◆ **WRITTEN TASK**
Images do not belong in the copy. Retype all the entries below exactly.

============

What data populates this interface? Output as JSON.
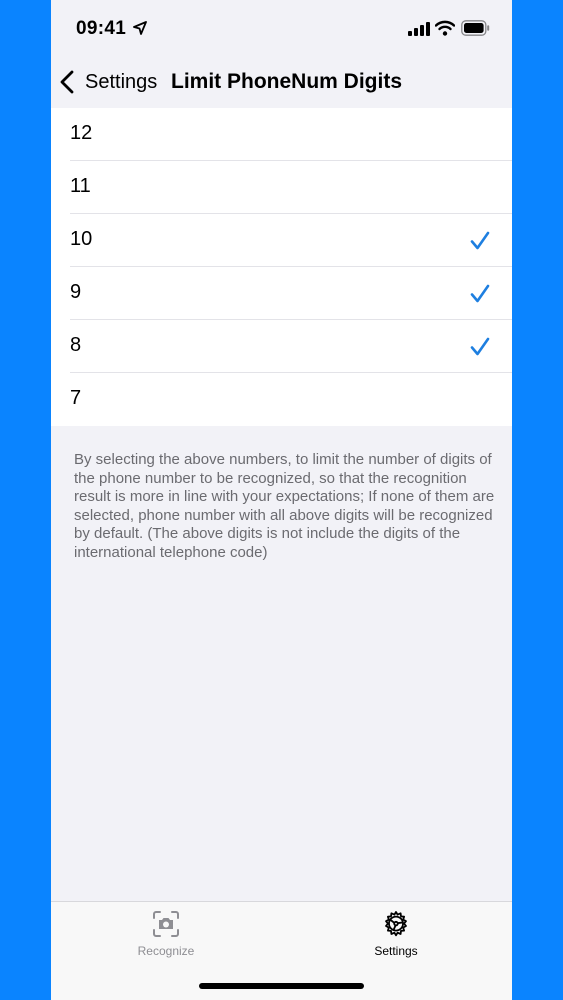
{
  "status_bar": {
    "time": "09:41",
    "icons": [
      "location-arrow-icon",
      "cellular-signal-icon",
      "wifi-icon",
      "battery-icon"
    ]
  },
  "nav": {
    "back_label": "Settings",
    "title": "Limit PhoneNum Digits"
  },
  "digits": [
    {
      "label": "12",
      "checked": false
    },
    {
      "label": "11",
      "checked": false
    },
    {
      "label": "10",
      "checked": true
    },
    {
      "label": "9",
      "checked": true
    },
    {
      "label": "8",
      "checked": true
    },
    {
      "label": "7",
      "checked": false
    }
  ],
  "footer_note": "By selecting the above numbers, to limit the number of digits of the phone number to be recognized, so that the recognition result is more in line with your expectations; If none of them are selected, phone number with all above digits will be recognized by default. (The above digits is not include the digits of the international telephone code)",
  "tabs": [
    {
      "label": "Recognize",
      "icon": "camera-scan-icon",
      "active": false
    },
    {
      "label": "Settings",
      "icon": "gear-icon",
      "active": true
    }
  ],
  "colors": {
    "accent": "#1e7fe0",
    "background": "#f2f2f7",
    "frame": "#0a84ff",
    "inactive_tab": "#8e8e93"
  }
}
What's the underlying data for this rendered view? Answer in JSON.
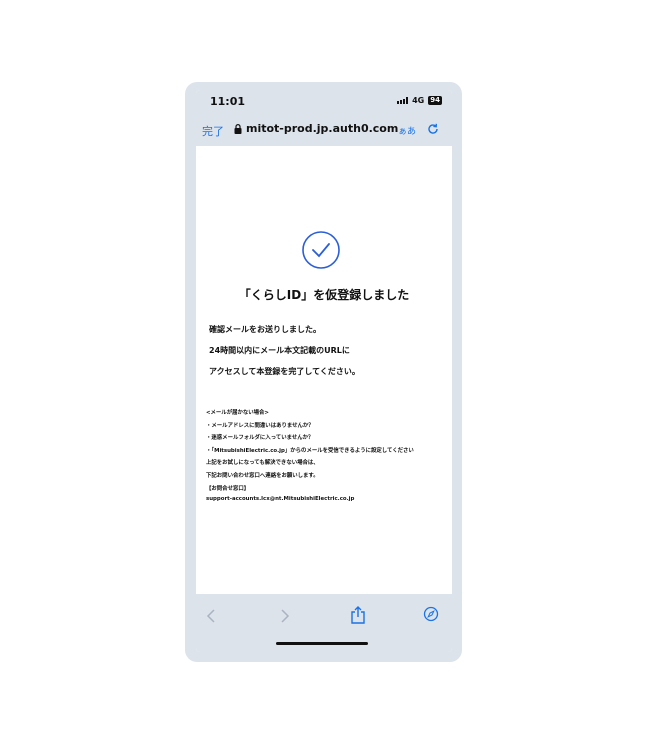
{
  "status": {
    "time": "11:01",
    "network": "4G",
    "battery": "94"
  },
  "browser": {
    "done_label": "完了",
    "url": "mitot-prod.jp.auth0.com",
    "text_size_label": "ぁあ"
  },
  "page": {
    "title": "「くらしID」を仮登録しました",
    "message_lines": [
      "確認メールをお送りしました。",
      "24時間以内にメール本文記載のURLに",
      "アクセスして本登録を完了してください。"
    ],
    "notes": [
      "<メールが届かない場合>",
      "・メールアドレスに間違いはありませんか？",
      "・迷惑メールフォルダに入っていませんか？",
      "・「MitsubishiElectric.co.jp」からのメールを受信できるように設定してください",
      "上記をお試しになっても解決できない場合は、",
      "下記お問い合わせ窓口へ連絡をお願いします。",
      "【お問合せ窓口】",
      "support-accounts.lcx@nt.MitsubishiElectric.co.jp"
    ]
  },
  "colors": {
    "accent": "#1a73e8",
    "chrome": "#dce3ea",
    "check": "#2b5fd9"
  }
}
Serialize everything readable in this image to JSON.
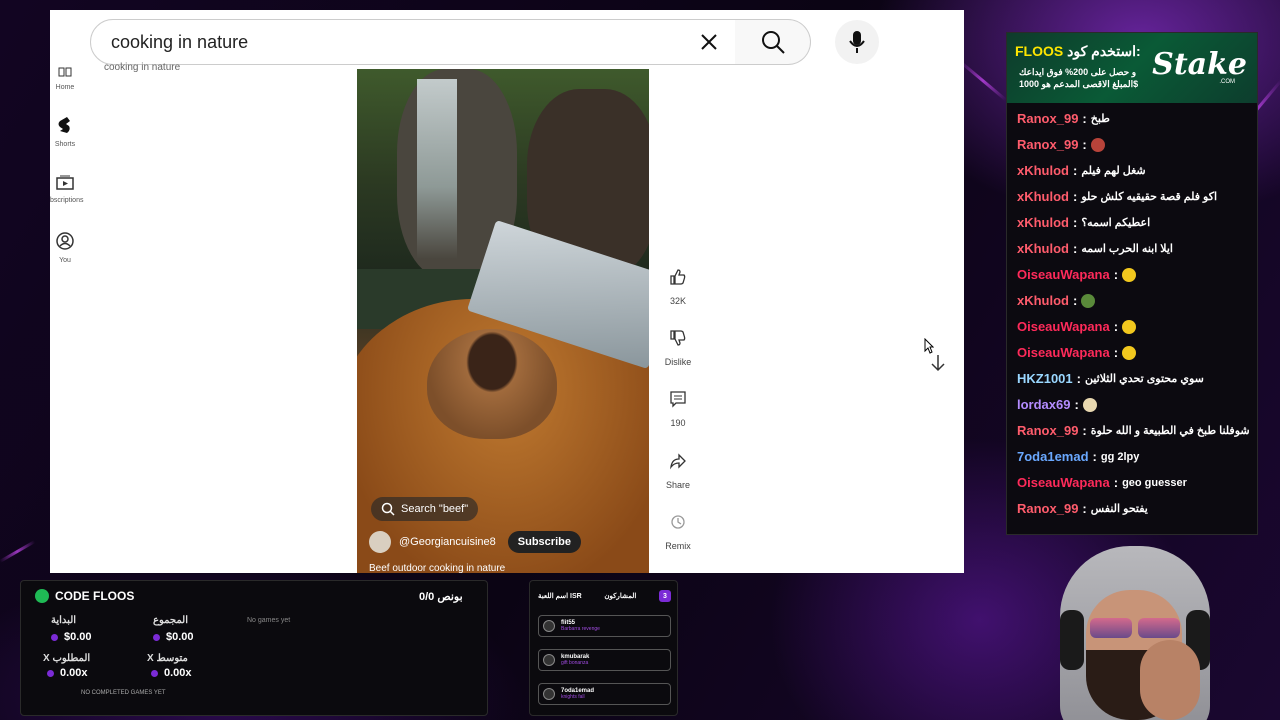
{
  "search": {
    "query": "cooking in nature"
  },
  "nav": {
    "home": "Home",
    "shorts": "Shorts",
    "subscriptions": "bscriptions",
    "you": "You"
  },
  "breadcrumb": "cooking in nature",
  "video": {
    "search_chip": "Search \"beef\"",
    "channel": "@Georgiancuisine8",
    "subscribe": "Subscribe",
    "caption": "Beef outdoor cooking in nature"
  },
  "actions": {
    "likes": "32K",
    "dislike": "Dislike",
    "comments": "190",
    "share": "Share",
    "remix": "Remix"
  },
  "chat": {
    "banner": {
      "code_label": "استخدم كود:",
      "code": "FLOOS",
      "line2": "و حصل على 200% فوق ايداعك",
      "line3": "المبلغ الاقصى المدعم هو 1000$",
      "brand": "Stake",
      "brand_sub": ".COM"
    },
    "messages": [
      {
        "user": "Ranox_99",
        "color": "#ff5c6c",
        "text": "طبخ"
      },
      {
        "user": "Ranox_99",
        "color": "#ff5c6c",
        "text": "",
        "emoji": "#b8433a"
      },
      {
        "user": "xKhulod",
        "color": "#ff5c6c",
        "text": "شغل لهم فيلم"
      },
      {
        "user": "xKhulod",
        "color": "#ff5c6c",
        "text": "اكو فلم قصة حقيقيه كلش حلو"
      },
      {
        "user": "xKhulod",
        "color": "#ff5c6c",
        "text": "اعطيكم اسمه؟"
      },
      {
        "user": "xKhulod",
        "color": "#ff5c6c",
        "text": "ايلا ابنه الحرب اسمه"
      },
      {
        "user": "OiseauWapana",
        "color": "#ff2a5a",
        "text": "",
        "emoji": "#f2c81e"
      },
      {
        "user": "xKhulod",
        "color": "#ff5c6c",
        "text": "",
        "emoji": "#5a8a3a"
      },
      {
        "user": "OiseauWapana",
        "color": "#ff2a5a",
        "text": "",
        "emoji": "#f2c81e"
      },
      {
        "user": "OiseauWapana",
        "color": "#ff2a5a",
        "text": "",
        "emoji": "#f2c81e"
      },
      {
        "user": "HKZ1001",
        "color": "#9ad7ff",
        "text": "سوي محتوى تحدي الثلاثين"
      },
      {
        "user": "lordax69",
        "color": "#b48cff",
        "text": "",
        "emoji": "#e8d8b0"
      },
      {
        "user": "Ranox_99",
        "color": "#ff5c6c",
        "text": "شوفلنا طبخ في الطبيعة و الله حلوة"
      },
      {
        "user": "7oda1emad",
        "color": "#6aa8ff",
        "text": "gg 2lpy"
      },
      {
        "user": "OiseauWapana",
        "color": "#ff2a5a",
        "text": "geo guesser"
      },
      {
        "user": "Ranox_99",
        "color": "#ff5c6c",
        "text": "يفتحو النفس"
      }
    ]
  },
  "code_panel": {
    "title": "CODE FLOOS",
    "bonus": "0/0 بونص",
    "start_label": "البداية",
    "start_value": "$0.00",
    "total_label": "المجموع",
    "total_value": "$0.00",
    "required_label": "X المطلوب",
    "required_value": "0.00x",
    "avg_label": "X متوسط",
    "avg_value": "0.00x",
    "no_games": "No games yet",
    "no_completed": "NO COMPLETED GAMES YET"
  },
  "players_panel": {
    "title": "اسم اللعبة ISR",
    "participants": "المشاركون",
    "count": "3",
    "players": [
      {
        "name": "flit55",
        "game": "Barbarra revenge"
      },
      {
        "name": "kmubarak",
        "game": "gift bonanza"
      },
      {
        "name": "7oda1emad",
        "game": "knights fall"
      }
    ]
  }
}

============

◆ **SOLUTION**
What data populates this interface? Output as JSON.
{
  "status_bar": {
    "time": "09:41",
    "icons": [
      "location-arrow-icon",
      "cellular-signal-icon",
      "wifi-icon",
      "battery-icon"
    ]
  },
  "nav": {
    "back_label": "Settings",
    "title": "Limit PhoneNum Digits"
  },
  "digits": [
    {
      "label": "12",
      "checked": false
    },
    {
      "label": "11",
      "checked": false
    },
    {
      "label": "10",
      "checked": true
    },
    {
      "label": "9",
      "checked": true
    },
    {
      "label": "8",
      "checked": true
    },
    {
      "label": "7",
      "checked": false
    }
  ],
  "footer_note": "By selecting the above numbers, to limit the number of digits of the phone number to be recognized, so that the recognition result is more in line with your expectations; If none of them are selected, phone number with all above digits will be recognized by default. (The above digits is not include the digits of the international telephone code)",
  "tabs": [
    {
      "label": "Recognize",
      "icon": "camera-scan-icon",
      "active": false
    },
    {
      "label": "Settings",
      "icon": "gear-icon",
      "active": true
    }
  ],
  "colors": {
    "accent": "#1e7fe0",
    "background": "#f2f2f7",
    "frame": "#0a84ff",
    "inactive_tab": "#8e8e93"
  }
}
What's the underlying data for this rendered view? Answer in JSON.
{
  "status": {
    "time": "11:01",
    "network": "4G",
    "battery": "94"
  },
  "browser": {
    "done_label": "完了",
    "url": "mitot-prod.jp.auth0.com",
    "text_size_label": "ぁあ"
  },
  "page": {
    "title": "「くらしID」を仮登録しました",
    "message_lines": [
      "確認メールをお送りしました。",
      "24時間以内にメール本文記載のURLに",
      "アクセスして本登録を完了してください。"
    ],
    "notes": [
      "<メールが届かない場合>",
      "・メールアドレスに間違いはありませんか？",
      "・迷惑メールフォルダに入っていませんか？",
      "・「MitsubishiElectric.co.jp」からのメールを受信できるように設定してください",
      "上記をお試しになっても解決できない場合は、",
      "下記お問い合わせ窓口へ連絡をお願いします。",
      "【お問合せ窓口】",
      "support-accounts.lcx@nt.MitsubishiElectric.co.jp"
    ]
  },
  "colors": {
    "accent": "#1a73e8",
    "chrome": "#dce3ea",
    "check": "#2b5fd9"
  }
}
Serialize everything readable in this image to JSON.
{
  "search": {
    "query": "cooking in nature"
  },
  "nav": {
    "home": "Home",
    "shorts": "Shorts",
    "subscriptions": "bscriptions",
    "you": "You"
  },
  "breadcrumb": "cooking in nature",
  "video": {
    "search_chip": "Search \"beef\"",
    "channel": "@Georgiancuisine8",
    "subscribe": "Subscribe",
    "caption": "Beef outdoor cooking in nature"
  },
  "actions": {
    "likes": "32K",
    "dislike": "Dislike",
    "comments": "190",
    "share": "Share",
    "remix": "Remix"
  },
  "chat": {
    "banner": {
      "code_label": "استخدم كود:",
      "code": "FLOOS",
      "line2": "و حصل على 200% فوق ايداعك",
      "line3": "المبلغ الاقصى المدعم هو 1000$",
      "brand": "Stake",
      "brand_sub": ".COM"
    },
    "messages": [
      {
        "user": "Ranox_99",
        "color": "#ff5c6c",
        "text": "طبخ"
      },
      {
        "user": "Ranox_99",
        "color": "#ff5c6c",
        "text": "",
        "emoji": "#b8433a"
      },
      {
        "user": "xKhulod",
        "color": "#ff5c6c",
        "text": "شغل لهم فيلم"
      },
      {
        "user": "xKhulod",
        "color": "#ff5c6c",
        "text": "اكو فلم قصة حقيقيه كلش حلو"
      },
      {
        "user": "xKhulod",
        "color": "#ff5c6c",
        "text": "اعطيكم اسمه؟"
      },
      {
        "user": "xKhulod",
        "color": "#ff5c6c",
        "text": "ايلا ابنه الحرب اسمه"
      },
      {
        "user": "OiseauWapana",
        "color": "#ff2a5a",
        "text": "",
        "emoji": "#f2c81e"
      },
      {
        "user": "xKhulod",
        "color": "#ff5c6c",
        "text": "",
        "emoji": "#5a8a3a"
      },
      {
        "user": "OiseauWapana",
        "color": "#ff2a5a",
        "text": "",
        "emoji": "#f2c81e"
      },
      {
        "user": "OiseauWapana",
        "color": "#ff2a5a",
        "text": "",
        "emoji": "#f2c81e"
      },
      {
        "user": "HKZ1001",
        "color": "#9ad7ff",
        "text": "سوي محتوى تحدي الثلاثين"
      },
      {
        "user": "lordax69",
        "color": "#b48cff",
        "text": "",
        "emoji": "#e8d8b0"
      },
      {
        "user": "Ranox_99",
        "color": "#ff5c6c",
        "text": "شوفلنا طبخ في الطبيعة و الله حلوة"
      },
      {
        "user": "7oda1emad",
        "color": "#6aa8ff",
        "text": "gg 2lpy"
      },
      {
        "user": "OiseauWapana",
        "color": "#ff2a5a",
        "text": "geo guesser"
      },
      {
        "user": "Ranox_99",
        "color": "#ff5c6c",
        "text": "يفتحو النفس"
      }
    ]
  },
  "code_panel": {
    "title": "CODE FLOOS",
    "bonus": "0/0 بونص",
    "start_label": "البداية",
    "start_value": "$0.00",
    "total_label": "المجموع",
    "total_value": "$0.00",
    "required_label": "X المطلوب",
    "required_value": "0.00x",
    "avg_label": "X متوسط",
    "avg_value": "0.00x",
    "no_games": "No games yet",
    "no_completed": "NO COMPLETED GAMES YET"
  },
  "players_panel": {
    "title": "اسم اللعبة ISR",
    "participants": "المشاركون",
    "count": "3",
    "players": [
      {
        "name": "flit55",
        "game": "Barbarra revenge"
      },
      {
        "name": "kmubarak",
        "game": "gift bonanza"
      },
      {
        "name": "7oda1emad",
        "game": "knights fall"
      }
    ]
  }
}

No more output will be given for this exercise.